━━ SOURCE TEXT ━━

MUMBAI - When Harpreet Singh left Mumbai in 1994 to study chemical engineering at the University of Tennessee, Knoxville, he realized the dream of millions of Indians. From childhood, Harpreet wanted to go to America, so he built a little book of addresses, earned a scholarship, and is now one of more than 2 million Indians living in the United States.

In the 10 years since he arrived in the US, Harpreet abandoned chemicals and became a successful software engineer in Lexington, Tennessee. He married a college mate, Sudha Chidambaram, a relative of Indian Finance Minister Palaniappan Chidambaram, has a two-year-old daughter, Kanika, and as yet has no plans to return to India.

Harpreet's younger brother Navjot, who has joined him, is a software engineer in Washington, DC. Their father, Chanchal Singh Chopra, and mother, Harvinder, manage the family real-estate properties back in Mumbai.

But a generation of such Indians share a transcontinental family life under clouds of market forces, such as the bitter outsourcing debate. Elderly parents live in India, rather than struggle to adjust to American culture. Meanwhile, the children do not wish to resettle in India. They are divided by distance and a diverging destiny, but technology helps bridge the emotional gap.

━━━
━━ MATERIAL SHOWN ━━

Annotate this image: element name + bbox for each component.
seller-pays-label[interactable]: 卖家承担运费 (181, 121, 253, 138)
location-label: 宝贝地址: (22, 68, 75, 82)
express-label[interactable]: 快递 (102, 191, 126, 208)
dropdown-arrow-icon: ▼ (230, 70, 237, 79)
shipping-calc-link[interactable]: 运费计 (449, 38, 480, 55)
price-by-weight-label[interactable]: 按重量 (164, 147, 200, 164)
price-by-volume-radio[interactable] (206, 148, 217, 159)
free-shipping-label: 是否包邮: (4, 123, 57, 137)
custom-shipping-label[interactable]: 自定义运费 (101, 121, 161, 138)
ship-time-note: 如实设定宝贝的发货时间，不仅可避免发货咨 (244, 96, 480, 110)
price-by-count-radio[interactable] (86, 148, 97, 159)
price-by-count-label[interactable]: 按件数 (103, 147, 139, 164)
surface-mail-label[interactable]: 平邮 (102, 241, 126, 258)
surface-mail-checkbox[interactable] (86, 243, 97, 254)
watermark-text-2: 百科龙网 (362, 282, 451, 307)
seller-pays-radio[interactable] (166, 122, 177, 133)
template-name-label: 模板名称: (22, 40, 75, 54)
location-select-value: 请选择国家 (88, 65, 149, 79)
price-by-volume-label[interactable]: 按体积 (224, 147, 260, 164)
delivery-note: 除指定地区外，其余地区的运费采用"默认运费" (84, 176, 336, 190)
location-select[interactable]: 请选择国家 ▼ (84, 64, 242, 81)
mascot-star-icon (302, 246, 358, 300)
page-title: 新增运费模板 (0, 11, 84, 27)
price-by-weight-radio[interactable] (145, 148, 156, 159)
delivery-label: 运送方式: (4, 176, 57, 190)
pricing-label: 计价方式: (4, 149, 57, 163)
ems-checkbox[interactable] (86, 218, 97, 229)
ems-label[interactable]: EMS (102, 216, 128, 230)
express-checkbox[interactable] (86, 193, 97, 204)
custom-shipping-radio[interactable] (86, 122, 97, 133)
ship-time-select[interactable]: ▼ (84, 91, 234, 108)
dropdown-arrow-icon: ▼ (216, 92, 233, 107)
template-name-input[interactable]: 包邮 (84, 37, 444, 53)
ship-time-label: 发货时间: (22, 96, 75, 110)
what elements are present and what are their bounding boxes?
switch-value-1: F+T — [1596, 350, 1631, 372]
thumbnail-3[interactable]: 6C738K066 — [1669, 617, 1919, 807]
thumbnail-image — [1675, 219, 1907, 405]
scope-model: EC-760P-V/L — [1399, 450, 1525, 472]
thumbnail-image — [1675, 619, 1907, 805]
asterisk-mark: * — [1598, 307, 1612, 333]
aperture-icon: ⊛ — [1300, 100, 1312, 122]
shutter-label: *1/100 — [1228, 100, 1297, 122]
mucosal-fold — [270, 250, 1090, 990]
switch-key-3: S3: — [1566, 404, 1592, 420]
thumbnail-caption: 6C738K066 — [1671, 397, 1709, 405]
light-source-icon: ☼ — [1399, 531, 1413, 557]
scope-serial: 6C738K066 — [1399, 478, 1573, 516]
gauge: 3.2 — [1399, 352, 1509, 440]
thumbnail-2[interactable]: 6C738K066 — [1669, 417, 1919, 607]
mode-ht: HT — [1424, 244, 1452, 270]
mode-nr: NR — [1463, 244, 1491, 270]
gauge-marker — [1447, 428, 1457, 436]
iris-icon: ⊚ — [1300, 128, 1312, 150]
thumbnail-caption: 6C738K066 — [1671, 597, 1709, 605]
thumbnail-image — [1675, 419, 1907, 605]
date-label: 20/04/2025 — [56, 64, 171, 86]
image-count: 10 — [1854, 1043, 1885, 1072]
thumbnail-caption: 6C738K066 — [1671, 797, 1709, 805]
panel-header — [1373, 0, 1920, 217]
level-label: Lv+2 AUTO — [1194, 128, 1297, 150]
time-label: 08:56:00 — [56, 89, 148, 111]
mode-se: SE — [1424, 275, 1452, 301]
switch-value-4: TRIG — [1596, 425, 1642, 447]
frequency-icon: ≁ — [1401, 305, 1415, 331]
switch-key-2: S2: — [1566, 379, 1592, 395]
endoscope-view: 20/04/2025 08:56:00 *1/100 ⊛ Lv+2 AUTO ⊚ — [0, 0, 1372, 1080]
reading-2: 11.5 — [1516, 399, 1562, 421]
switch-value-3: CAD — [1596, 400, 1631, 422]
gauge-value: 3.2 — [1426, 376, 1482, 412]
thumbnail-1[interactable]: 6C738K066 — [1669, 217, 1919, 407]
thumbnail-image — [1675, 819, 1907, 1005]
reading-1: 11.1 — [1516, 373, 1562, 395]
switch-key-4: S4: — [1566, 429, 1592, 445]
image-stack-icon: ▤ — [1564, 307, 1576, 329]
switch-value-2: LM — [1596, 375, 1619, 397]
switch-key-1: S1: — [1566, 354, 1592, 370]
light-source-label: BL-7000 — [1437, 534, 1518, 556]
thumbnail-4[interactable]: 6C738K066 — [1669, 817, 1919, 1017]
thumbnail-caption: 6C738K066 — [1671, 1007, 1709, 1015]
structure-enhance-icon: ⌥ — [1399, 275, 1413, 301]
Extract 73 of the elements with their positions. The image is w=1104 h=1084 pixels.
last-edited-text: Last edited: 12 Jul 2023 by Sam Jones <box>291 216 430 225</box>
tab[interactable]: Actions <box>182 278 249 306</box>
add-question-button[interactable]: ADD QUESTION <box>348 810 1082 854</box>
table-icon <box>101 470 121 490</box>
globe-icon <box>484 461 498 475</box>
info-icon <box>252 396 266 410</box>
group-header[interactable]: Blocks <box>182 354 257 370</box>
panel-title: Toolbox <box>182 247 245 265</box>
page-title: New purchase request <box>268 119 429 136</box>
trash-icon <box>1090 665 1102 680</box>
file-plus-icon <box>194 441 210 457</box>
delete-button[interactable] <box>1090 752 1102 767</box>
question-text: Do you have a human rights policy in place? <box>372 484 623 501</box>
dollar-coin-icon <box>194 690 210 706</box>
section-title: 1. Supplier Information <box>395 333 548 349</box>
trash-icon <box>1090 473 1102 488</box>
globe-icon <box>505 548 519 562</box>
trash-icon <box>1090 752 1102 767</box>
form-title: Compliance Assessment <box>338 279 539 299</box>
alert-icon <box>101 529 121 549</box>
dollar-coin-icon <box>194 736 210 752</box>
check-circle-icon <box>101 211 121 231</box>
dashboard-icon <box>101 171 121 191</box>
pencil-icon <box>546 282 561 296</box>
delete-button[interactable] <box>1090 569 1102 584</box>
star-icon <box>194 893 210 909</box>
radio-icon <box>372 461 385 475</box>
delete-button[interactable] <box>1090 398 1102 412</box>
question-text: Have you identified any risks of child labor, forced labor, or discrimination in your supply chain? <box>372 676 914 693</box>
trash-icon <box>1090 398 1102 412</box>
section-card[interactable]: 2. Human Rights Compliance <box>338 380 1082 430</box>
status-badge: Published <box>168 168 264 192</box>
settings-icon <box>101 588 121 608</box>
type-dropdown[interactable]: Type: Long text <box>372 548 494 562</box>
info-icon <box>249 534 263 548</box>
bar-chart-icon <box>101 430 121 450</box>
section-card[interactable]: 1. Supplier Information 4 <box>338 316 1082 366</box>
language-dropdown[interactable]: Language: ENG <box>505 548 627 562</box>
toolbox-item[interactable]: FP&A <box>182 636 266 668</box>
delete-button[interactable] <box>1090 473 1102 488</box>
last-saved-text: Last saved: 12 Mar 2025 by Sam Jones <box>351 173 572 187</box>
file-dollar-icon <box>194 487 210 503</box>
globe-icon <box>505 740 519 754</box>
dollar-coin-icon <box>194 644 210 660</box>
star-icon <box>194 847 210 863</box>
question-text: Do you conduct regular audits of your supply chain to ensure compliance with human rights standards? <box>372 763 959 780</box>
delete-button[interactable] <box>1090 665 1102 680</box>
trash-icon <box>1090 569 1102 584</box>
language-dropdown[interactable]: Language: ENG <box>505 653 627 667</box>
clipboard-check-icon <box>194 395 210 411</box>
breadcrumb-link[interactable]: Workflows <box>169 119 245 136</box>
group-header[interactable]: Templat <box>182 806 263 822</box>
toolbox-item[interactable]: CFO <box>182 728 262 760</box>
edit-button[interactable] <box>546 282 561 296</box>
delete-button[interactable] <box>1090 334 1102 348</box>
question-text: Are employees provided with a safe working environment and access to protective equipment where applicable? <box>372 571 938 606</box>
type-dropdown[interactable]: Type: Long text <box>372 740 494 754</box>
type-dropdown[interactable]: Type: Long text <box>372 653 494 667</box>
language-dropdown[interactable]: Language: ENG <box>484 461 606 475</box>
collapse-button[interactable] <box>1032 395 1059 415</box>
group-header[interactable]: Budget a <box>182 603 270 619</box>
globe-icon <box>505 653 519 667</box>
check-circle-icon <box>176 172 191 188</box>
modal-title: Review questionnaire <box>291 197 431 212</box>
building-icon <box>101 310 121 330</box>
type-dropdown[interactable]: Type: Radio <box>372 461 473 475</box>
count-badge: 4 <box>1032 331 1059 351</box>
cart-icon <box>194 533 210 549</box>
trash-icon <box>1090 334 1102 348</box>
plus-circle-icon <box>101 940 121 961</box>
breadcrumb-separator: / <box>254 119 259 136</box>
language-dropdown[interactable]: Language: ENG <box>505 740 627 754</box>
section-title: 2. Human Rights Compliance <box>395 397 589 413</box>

━━━

__CHALLENGES__.
• a. In the rows, change every "interactable" to "clickable" in the part that opens with the first row and closes with the row containing "template-name-label: 模板名称: (22, 40, 75, 54)", and give that part again with nothing else altered.
• b. Continue the article on Indian families divided between India and the United States, picking up after its final sentence.
The article and the rows were drawn from separate sources.

__WRITTEN RESPONSES__.
• a.
Annotate this image: element name + bbox for each component.
seller-pays-label[clickable]: 卖家承担运费 (181, 121, 253, 138)
location-label: 宝贝地址: (22, 68, 75, 82)
express-label[clickable]: 快递 (102, 191, 126, 208)
dropdown-arrow-icon: ▼ (230, 70, 237, 79)
shipping-calc-link[clickable]: 运费计 (449, 38, 480, 55)
price-by-weight-label[clickable]: 按重量 (164, 147, 200, 164)
price-by-volume-radio[clickable] (206, 148, 217, 159)
free-shipping-label: 是否包邮: (4, 123, 57, 137)
custom-shipping-label[clickable]: 自定义运费 (101, 121, 161, 138)
ship-time-note: 如实设定宝贝的发货时间，不仅可避免发货咨 (244, 96, 480, 110)
price-by-count-radio[clickable] (86, 148, 97, 159)
price-by-count-label[clickable]: 按件数 (103, 147, 139, 164)
surface-mail-label[clickable]: 平邮 (102, 241, 126, 258)
surface-mail-checkbox[clickable] (86, 243, 97, 254)
watermark-text-2: 百科龙网 (362, 282, 451, 307)
seller-pays-radio[clickable] (166, 122, 177, 133)
template-name-label: 模板名称: (22, 40, 75, 54)

• b.
"The Internet and cheaper telephone rates have made a huge difference," said Chanchal-ji ("ji" is an honorific word used in India for elders). He chats with his sons daily for a few minutes. His wife Harvinder wistfully sees her granddaughter through the thousands of photographs placed on compact discs that are couriered home. Relieved at current phone rates of Rs7 (15 US cents) a minute, the couple recalled wryly: "Staying in touch in the mid-1990s cost us Rs90 a minute of calls and Rs8 a line of text for e-mail through the IIT [Indian Institute of Technology] computers."

Feeding the motherland
Remittances from non-resident Indians (NRIs) such as Harpreet feed the Indian economy. Global NRI remittances rose to US$3.62 billion in 2003-04, from $2.97 billion in 2002-03. The flow of private transfers jumped to $18.8 billion in 2003-04 from $14.8 billion in 2002-03, Minister of State for NRI Affairs Jagdish Tytler told India's upper parliamentary house, the Rajya Sabha, in July.

But US dollars earned through outsourcing make for a bigger flood and louder noise. According to a widely quoted study by India's NASSCOM (National Association of Software and Service Companies) and consultant McKinsey, the outsourcing business in India will be worth about $24 billion by 2008. Outsourced work would include customer interaction services, business process outsourcing (BPO), content development, transcription/translation, content development and biotech research. The BPO segment alone is currently worth $3.6 billion.

This May, Forrester Research confirmed its earlier prediction in 2002 that over the next 15 years, 3.3 million US service-industry jobs and $136 billion in wages will flee offshore to countries such as India, Russia, China and the Philippines. This is why, despite hopes of these figures evoking cheers for India-US ties, a perceived clash of interests will have these two great democracies grinding against each other like two tectonic plates, and sharing more of a rivalry than a healthy relationship.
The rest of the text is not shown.